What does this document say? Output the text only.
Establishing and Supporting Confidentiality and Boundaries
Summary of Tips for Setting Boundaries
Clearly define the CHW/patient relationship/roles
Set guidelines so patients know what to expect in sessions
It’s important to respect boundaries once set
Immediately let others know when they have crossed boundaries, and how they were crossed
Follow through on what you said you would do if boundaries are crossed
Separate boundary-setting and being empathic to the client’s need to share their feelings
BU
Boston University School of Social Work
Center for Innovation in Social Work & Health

---------------

— What is expected —
The records above need to be returned in full, with nothing altered.

— Task response —
What does this document say? Output the text only.
Establishing and Supporting Confidentiality and Boundaries
Summary of Tips for Setting Boundaries
Clearly define the CHW/patient relationship/roles
Set guidelines so patients know what to expect in sessions
It’s important to respect boundaries once set
Immediately let others know when they have crossed boundaries, and how they were crossed
Follow through on what you said you would do if boundaries are crossed
Separate boundary-setting and being empathic to the client’s need to share their feelings
BU
Boston University School of Social Work
Center for Innovation in Social Work & Health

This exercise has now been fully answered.